**Given exercise:** Go through the entries one line at a time, and gather every line that has the word "newyorker".

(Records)
start

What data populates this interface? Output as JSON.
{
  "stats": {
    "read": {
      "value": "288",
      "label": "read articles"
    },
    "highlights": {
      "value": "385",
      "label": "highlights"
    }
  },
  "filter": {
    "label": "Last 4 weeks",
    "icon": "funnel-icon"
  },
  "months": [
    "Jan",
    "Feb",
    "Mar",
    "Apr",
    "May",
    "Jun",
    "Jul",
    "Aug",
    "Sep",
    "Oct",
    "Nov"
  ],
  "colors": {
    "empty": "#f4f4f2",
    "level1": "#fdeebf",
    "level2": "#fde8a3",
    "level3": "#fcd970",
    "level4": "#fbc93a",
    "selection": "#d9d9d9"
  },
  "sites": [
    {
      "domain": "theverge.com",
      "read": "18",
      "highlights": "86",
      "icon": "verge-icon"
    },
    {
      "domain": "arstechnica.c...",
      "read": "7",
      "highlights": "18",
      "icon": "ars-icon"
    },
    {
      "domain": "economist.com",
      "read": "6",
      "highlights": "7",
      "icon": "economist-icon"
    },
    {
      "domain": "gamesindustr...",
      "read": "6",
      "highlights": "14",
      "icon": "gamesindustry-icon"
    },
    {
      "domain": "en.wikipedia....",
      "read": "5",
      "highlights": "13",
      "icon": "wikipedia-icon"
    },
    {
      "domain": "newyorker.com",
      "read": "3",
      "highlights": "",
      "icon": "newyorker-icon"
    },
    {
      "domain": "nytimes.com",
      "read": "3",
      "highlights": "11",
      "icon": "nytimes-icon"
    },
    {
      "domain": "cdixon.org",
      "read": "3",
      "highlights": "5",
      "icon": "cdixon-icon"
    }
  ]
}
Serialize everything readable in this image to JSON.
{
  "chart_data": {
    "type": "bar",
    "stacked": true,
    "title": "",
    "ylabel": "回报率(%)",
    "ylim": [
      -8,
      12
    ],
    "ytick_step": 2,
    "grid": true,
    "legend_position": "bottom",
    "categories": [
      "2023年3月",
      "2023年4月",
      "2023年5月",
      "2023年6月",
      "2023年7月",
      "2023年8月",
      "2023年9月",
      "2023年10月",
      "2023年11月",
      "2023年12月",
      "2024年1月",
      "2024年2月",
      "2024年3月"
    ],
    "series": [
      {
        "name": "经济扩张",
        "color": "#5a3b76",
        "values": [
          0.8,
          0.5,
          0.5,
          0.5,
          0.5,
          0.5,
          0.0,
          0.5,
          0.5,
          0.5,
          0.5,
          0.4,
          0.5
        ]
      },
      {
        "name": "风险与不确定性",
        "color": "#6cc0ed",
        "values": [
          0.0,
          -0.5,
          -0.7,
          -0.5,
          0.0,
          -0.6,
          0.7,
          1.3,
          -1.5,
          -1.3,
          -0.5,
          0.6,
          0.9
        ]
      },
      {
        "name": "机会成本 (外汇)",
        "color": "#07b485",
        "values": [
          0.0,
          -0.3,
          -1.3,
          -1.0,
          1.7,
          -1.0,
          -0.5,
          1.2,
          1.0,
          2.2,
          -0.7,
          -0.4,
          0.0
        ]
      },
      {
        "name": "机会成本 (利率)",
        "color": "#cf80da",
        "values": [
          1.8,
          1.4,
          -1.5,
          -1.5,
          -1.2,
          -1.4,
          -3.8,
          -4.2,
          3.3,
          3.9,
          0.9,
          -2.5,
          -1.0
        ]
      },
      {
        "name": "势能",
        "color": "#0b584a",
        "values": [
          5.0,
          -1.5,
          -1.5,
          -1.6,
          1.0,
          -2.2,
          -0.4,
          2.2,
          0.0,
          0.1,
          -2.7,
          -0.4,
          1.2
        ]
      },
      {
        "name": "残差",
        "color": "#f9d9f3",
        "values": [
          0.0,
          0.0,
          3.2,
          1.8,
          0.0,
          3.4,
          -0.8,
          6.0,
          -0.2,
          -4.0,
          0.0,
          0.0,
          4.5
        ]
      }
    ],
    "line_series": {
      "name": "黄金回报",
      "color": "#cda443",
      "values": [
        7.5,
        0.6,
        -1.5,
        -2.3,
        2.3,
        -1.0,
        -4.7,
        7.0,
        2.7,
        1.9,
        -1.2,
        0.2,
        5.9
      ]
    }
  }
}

end

**Answer for the task:**
      "domain": "newyorker.com",
      "icon": "newyorker-icon"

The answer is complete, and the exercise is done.